■ **REQUIRED WORK**: Identify all lines of the data containing the string "blown" and copy them.

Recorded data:
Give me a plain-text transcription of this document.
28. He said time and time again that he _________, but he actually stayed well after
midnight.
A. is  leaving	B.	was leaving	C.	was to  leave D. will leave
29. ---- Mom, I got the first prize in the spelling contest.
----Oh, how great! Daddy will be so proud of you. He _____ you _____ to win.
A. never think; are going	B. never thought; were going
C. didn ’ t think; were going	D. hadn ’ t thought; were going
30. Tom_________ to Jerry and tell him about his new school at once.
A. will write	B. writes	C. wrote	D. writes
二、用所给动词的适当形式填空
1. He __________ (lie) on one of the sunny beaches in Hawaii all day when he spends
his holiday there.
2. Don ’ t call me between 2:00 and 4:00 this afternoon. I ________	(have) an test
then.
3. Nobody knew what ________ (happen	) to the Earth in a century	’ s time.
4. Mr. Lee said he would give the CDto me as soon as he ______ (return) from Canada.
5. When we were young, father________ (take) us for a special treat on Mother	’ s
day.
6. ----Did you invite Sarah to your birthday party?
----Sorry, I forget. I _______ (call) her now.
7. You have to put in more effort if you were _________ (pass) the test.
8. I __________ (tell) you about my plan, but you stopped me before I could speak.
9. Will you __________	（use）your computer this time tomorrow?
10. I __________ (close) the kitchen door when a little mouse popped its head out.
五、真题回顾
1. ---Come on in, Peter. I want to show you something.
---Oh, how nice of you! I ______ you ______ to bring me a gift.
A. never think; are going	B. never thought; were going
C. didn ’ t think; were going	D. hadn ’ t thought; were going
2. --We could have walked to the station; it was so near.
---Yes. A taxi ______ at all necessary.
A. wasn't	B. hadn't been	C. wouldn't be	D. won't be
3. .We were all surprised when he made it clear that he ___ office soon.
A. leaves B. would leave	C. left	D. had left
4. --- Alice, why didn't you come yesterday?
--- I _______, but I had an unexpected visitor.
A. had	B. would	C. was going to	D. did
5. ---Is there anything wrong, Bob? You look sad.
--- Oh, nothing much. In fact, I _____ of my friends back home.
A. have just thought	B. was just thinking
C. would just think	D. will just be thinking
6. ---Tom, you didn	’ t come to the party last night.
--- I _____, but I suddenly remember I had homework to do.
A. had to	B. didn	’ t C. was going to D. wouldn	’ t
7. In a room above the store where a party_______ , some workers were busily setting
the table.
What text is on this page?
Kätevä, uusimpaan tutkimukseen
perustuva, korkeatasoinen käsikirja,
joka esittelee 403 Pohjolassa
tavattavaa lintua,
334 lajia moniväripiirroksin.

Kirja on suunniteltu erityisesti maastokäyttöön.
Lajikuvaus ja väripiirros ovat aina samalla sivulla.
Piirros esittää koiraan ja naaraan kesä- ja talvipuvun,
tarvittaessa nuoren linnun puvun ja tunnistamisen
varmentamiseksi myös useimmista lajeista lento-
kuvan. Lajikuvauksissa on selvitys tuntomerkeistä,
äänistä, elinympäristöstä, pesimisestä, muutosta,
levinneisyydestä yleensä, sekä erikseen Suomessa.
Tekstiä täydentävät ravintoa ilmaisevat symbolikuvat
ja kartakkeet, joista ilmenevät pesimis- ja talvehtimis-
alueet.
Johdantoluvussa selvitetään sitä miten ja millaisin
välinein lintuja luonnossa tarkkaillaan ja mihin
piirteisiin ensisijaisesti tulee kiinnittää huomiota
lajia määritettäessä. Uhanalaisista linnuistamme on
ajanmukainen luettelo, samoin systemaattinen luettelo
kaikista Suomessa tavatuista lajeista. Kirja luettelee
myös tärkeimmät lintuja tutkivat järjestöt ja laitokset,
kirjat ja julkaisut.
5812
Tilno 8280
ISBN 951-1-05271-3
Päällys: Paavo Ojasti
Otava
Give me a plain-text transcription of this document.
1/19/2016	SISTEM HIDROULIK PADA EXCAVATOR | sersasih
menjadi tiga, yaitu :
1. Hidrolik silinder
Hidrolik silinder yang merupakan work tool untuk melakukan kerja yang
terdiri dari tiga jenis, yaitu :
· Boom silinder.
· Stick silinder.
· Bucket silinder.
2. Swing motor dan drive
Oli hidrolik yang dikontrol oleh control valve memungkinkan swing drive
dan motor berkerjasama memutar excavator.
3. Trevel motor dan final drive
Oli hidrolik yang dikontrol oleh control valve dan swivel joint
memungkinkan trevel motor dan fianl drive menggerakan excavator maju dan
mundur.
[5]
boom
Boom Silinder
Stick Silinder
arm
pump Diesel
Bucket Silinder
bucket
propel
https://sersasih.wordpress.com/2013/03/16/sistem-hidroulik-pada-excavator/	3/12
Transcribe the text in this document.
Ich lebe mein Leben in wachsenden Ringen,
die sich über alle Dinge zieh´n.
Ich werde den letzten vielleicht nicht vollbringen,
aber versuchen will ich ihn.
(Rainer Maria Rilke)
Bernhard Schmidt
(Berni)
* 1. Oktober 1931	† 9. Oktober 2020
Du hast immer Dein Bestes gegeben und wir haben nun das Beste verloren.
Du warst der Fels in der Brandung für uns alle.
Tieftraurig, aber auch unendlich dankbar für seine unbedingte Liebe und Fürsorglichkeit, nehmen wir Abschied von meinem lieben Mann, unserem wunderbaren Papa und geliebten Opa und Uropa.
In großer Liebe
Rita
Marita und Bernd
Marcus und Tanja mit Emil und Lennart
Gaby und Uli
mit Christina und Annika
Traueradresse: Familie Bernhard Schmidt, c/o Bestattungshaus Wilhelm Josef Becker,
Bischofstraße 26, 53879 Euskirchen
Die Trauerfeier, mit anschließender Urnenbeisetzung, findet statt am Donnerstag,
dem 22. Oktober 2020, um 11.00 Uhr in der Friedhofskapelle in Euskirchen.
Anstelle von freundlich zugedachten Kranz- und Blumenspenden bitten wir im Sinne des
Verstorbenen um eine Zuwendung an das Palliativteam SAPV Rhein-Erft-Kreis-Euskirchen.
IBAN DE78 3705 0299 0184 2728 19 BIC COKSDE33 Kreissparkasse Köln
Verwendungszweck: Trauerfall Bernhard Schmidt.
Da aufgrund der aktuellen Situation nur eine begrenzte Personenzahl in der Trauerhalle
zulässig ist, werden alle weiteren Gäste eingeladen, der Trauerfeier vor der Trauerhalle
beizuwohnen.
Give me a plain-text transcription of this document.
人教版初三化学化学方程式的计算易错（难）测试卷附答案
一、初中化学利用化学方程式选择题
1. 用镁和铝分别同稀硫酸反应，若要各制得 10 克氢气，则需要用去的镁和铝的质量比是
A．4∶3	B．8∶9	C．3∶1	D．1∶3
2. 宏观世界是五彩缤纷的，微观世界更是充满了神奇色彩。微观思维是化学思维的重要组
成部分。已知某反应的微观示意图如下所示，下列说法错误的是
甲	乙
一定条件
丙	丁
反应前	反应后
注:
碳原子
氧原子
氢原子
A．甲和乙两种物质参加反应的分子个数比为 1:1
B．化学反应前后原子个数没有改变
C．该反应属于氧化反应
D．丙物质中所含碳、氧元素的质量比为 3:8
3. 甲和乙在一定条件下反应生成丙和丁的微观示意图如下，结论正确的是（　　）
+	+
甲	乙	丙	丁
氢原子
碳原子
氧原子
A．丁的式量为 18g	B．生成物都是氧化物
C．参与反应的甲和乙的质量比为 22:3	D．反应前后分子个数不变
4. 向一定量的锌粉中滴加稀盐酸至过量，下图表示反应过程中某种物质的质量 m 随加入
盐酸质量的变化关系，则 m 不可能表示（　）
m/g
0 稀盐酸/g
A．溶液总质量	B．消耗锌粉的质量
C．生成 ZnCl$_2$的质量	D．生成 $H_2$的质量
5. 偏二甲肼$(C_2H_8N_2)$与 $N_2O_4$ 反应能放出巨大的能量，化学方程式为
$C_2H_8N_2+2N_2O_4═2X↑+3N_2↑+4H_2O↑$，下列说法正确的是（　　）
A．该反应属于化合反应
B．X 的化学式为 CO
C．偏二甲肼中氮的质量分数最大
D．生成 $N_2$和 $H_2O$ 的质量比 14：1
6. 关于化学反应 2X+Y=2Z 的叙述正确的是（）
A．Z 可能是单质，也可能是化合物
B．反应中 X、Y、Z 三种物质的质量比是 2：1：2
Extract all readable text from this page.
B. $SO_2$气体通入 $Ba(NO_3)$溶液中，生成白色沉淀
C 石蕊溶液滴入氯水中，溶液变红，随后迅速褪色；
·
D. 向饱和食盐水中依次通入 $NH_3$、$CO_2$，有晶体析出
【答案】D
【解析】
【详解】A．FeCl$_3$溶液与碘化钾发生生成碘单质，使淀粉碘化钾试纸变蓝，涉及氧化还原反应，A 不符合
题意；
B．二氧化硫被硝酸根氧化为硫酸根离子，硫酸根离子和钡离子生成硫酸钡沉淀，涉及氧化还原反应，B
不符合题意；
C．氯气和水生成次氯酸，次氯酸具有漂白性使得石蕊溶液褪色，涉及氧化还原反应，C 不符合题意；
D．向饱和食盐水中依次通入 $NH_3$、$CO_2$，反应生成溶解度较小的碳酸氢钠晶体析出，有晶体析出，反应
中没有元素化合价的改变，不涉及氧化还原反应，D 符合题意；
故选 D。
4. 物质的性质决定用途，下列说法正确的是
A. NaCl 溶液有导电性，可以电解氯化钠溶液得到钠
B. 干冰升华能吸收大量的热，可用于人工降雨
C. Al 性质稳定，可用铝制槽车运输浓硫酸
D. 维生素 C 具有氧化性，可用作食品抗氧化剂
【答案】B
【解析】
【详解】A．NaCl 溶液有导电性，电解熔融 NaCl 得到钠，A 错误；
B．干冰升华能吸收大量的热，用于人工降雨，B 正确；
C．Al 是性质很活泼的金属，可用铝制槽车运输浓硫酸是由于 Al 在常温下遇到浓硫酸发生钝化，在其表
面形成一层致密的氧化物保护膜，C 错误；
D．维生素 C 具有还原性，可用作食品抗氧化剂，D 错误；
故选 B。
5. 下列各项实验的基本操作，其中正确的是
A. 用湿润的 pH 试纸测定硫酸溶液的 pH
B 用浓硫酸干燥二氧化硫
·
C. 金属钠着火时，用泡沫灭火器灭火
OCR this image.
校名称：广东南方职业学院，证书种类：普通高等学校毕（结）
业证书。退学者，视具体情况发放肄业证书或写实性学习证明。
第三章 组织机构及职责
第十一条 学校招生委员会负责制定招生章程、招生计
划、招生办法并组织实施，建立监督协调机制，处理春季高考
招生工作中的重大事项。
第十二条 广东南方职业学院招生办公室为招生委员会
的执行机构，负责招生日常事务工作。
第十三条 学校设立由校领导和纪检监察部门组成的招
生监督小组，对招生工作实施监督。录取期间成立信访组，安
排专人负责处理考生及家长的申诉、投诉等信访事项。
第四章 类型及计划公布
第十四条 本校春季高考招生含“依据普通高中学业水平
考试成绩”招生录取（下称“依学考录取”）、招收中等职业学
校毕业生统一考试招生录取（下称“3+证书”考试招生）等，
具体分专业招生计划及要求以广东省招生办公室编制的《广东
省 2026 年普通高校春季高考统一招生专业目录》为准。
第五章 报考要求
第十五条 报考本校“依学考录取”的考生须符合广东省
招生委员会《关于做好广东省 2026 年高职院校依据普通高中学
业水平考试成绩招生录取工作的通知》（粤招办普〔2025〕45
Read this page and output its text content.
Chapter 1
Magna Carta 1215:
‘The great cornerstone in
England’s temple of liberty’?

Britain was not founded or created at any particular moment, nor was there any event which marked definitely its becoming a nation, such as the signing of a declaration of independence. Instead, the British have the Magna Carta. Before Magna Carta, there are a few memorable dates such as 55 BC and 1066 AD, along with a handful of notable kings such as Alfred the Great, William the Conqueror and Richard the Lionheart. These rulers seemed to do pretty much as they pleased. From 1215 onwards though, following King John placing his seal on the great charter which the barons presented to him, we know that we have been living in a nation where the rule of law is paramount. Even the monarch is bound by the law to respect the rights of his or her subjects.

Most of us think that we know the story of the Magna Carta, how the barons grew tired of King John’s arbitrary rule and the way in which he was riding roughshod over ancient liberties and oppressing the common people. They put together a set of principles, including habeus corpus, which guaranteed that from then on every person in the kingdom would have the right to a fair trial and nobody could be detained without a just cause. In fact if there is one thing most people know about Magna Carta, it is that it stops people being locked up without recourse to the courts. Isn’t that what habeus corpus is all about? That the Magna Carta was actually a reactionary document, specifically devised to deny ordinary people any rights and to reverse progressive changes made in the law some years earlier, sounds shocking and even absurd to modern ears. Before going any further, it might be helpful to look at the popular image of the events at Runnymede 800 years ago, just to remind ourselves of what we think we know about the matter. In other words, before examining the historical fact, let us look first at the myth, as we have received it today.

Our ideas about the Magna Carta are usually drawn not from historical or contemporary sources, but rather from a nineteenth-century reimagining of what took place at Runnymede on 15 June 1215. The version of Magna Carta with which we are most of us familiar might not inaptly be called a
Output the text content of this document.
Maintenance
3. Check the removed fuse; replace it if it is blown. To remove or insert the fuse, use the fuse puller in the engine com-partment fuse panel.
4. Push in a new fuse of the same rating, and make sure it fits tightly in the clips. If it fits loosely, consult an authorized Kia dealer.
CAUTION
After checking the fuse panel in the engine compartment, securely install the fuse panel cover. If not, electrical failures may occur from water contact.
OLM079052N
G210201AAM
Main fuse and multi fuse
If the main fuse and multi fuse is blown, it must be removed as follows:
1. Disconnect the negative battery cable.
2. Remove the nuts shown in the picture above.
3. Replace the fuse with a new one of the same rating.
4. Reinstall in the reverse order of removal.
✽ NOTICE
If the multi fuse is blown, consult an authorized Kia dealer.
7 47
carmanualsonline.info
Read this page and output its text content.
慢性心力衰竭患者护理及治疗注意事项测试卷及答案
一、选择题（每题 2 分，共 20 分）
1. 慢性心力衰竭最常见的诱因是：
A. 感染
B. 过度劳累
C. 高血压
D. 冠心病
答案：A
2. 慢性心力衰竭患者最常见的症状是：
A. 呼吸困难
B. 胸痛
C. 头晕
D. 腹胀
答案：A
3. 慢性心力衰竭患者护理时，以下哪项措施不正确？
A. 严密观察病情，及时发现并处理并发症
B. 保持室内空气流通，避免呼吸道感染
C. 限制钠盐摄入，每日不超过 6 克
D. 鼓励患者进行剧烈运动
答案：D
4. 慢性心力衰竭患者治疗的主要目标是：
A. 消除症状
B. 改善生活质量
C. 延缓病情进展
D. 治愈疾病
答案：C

■ **OUTPUT OF THE EXERCISE**:
3. Check the removed fuse; replace it if it is blown. To remove or insert the fuse, use the fuse puller in the engine com-partment fuse panel.
If the main fuse and multi fuse is blown, it must be removed as follows:
If the multi fuse is blown, consult an authorized Kia dealer.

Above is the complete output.